▸ **Short task**
Locate each line of the material that contains "relative", then return it.

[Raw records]
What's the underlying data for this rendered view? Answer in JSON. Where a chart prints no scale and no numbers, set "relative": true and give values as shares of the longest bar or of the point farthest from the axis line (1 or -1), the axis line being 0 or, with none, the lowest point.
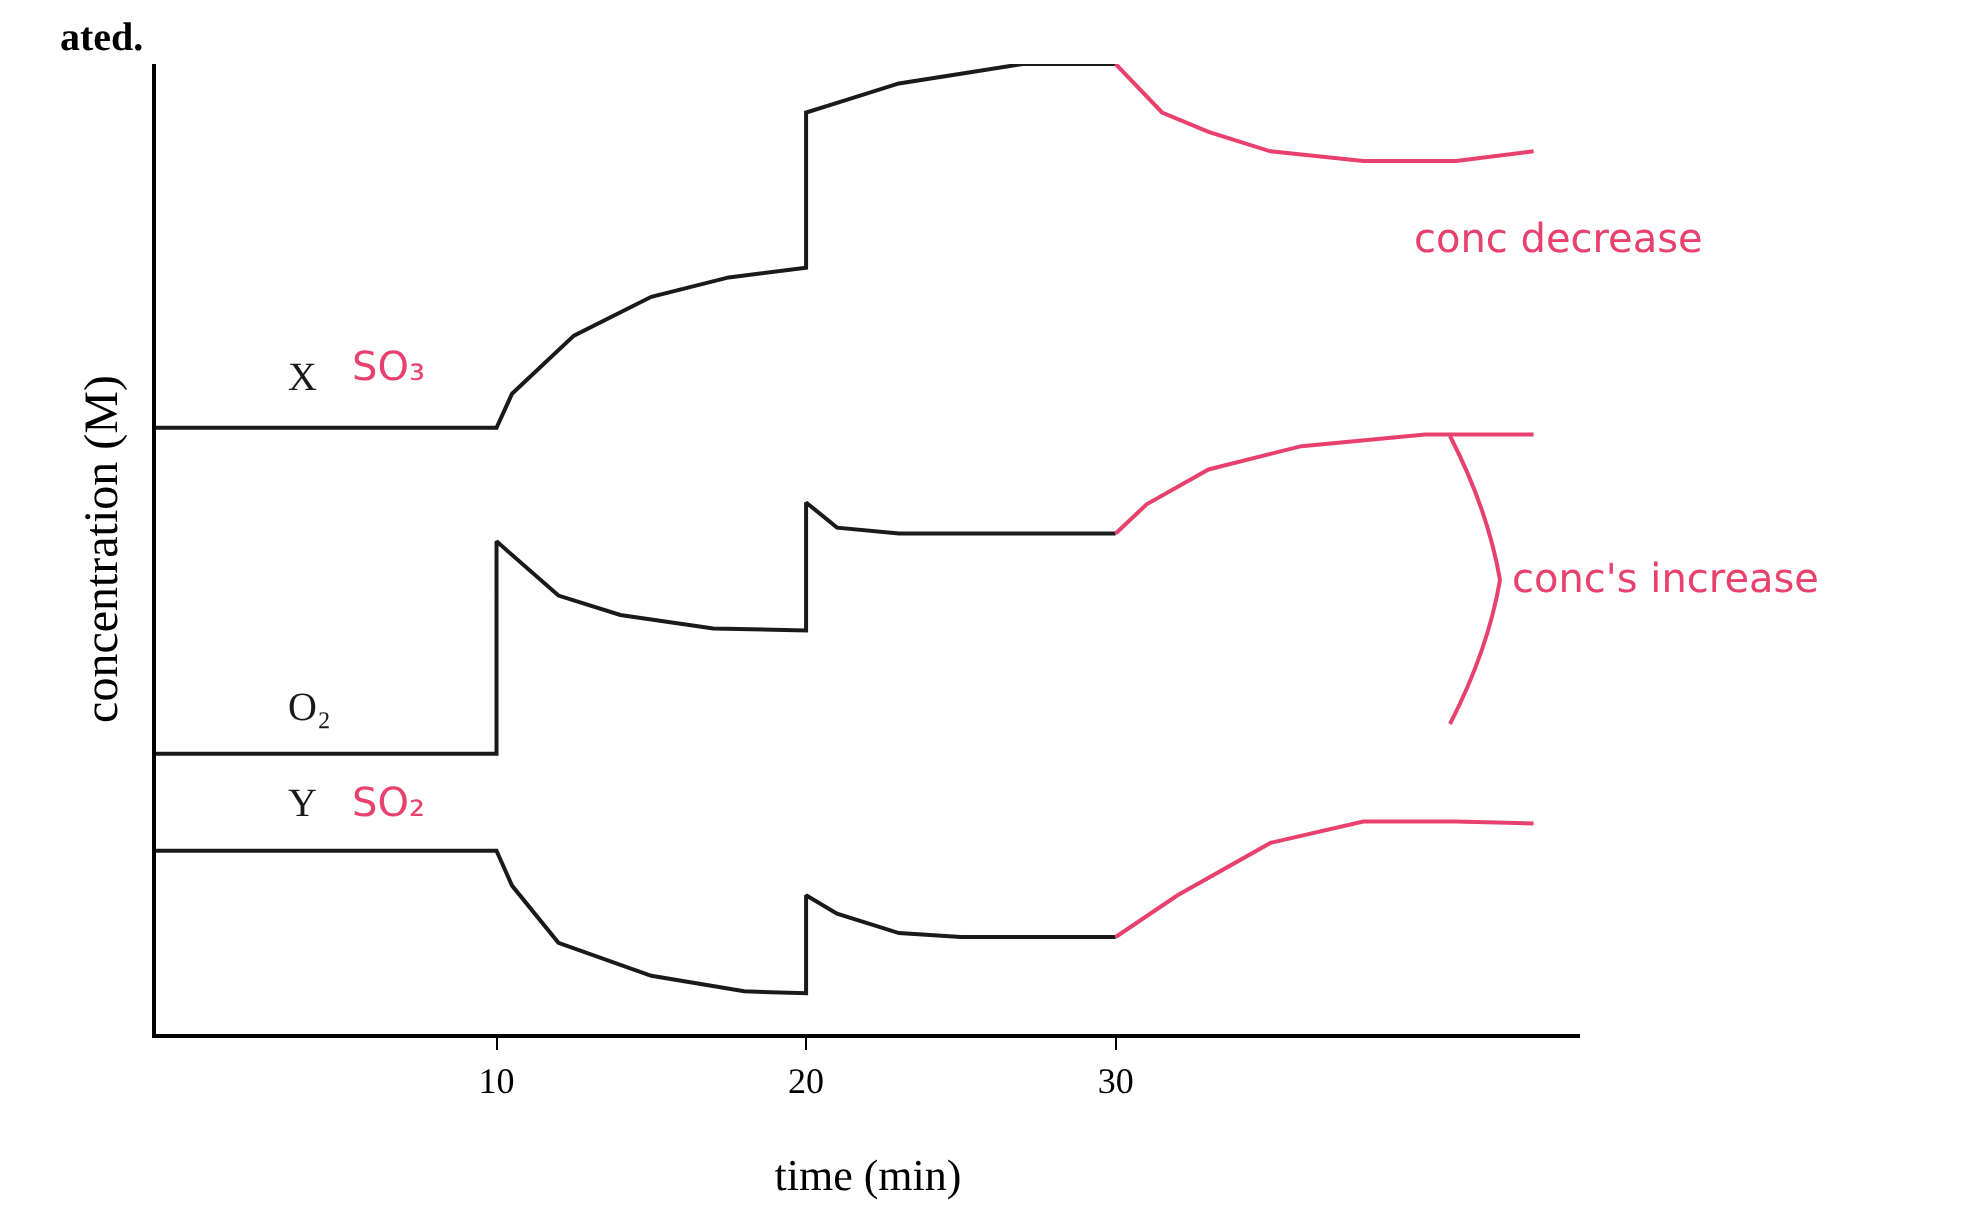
{
  "chart_data": {
    "type": "line",
    "relative": true,
    "xlabel": "time (min)",
    "ylabel": "concentration (M)",
    "xlim": [
      -1,
      45
    ],
    "xticks": [
      10,
      20,
      30
    ],
    "grid": false,
    "legend": false,
    "marker": "none",
    "line_style": "solid",
    "series": [
      {
        "name": "X",
        "color": "#1a1a1a",
        "x": [
          -1,
          10,
          10.5,
          12.5,
          15,
          17.5,
          20,
          20,
          21,
          23,
          25,
          27,
          30
        ],
        "values": [
          0.625,
          0.625,
          0.66,
          0.72,
          0.76,
          0.78,
          0.79,
          0.95,
          0.96,
          0.98,
          0.99,
          1,
          1
        ]
      },
      {
        "name": "O₂",
        "color": "#1a1a1a",
        "x": [
          -1,
          10,
          10,
          12,
          14,
          17,
          20,
          20,
          21,
          23,
          30
        ],
        "values": [
          0.289,
          0.289,
          0.508,
          0.452,
          0.432,
          0.418,
          0.416,
          0.548,
          0.522,
          0.516,
          0.516
        ]
      },
      {
        "name": "Y",
        "color": "#1a1a1a",
        "x": [
          -1,
          10,
          10.5,
          12,
          15,
          18,
          20,
          20,
          21,
          23,
          25,
          30
        ],
        "values": [
          0.189,
          0.189,
          0.153,
          0.094,
          0.06,
          0.044,
          0.042,
          0.143,
          0.124,
          0.104,
          0.1,
          0.1
        ]
      },
      {
        "color": "#e8416e",
        "x": [
          30,
          31.5,
          33,
          35,
          38,
          41,
          43.5
        ],
        "values": [
          1,
          0.95,
          0.93,
          0.91,
          0.9,
          0.9,
          0.91
        ]
      },
      {
        "color": "#e8416e",
        "x": [
          30,
          31,
          33,
          36,
          40,
          43.5
        ],
        "values": [
          0.516,
          0.546,
          0.582,
          0.606,
          0.618,
          0.618
        ]
      },
      {
        "color": "#e8416e",
        "x": [
          30,
          32,
          35,
          38,
          41,
          43.5
        ],
        "values": [
          0.1,
          0.143,
          0.197,
          0.219,
          0.219,
          0.217
        ]
      }
    ],
    "annotations": [
      "ated.",
      "SO₃",
      "SO₂",
      "conc decrease",
      "conc's increase"
    ]
  }
}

▸ **Completed task**
What's the underlying data for this rendered view? Answer in JSON. Where a chart prints no scale and no numbers, set "relative": true and give values as shares of the longest bar or of the point farthest from the axis line (1 or -1), the axis line being 0 or, with none, the lowest point.
    "relative": true,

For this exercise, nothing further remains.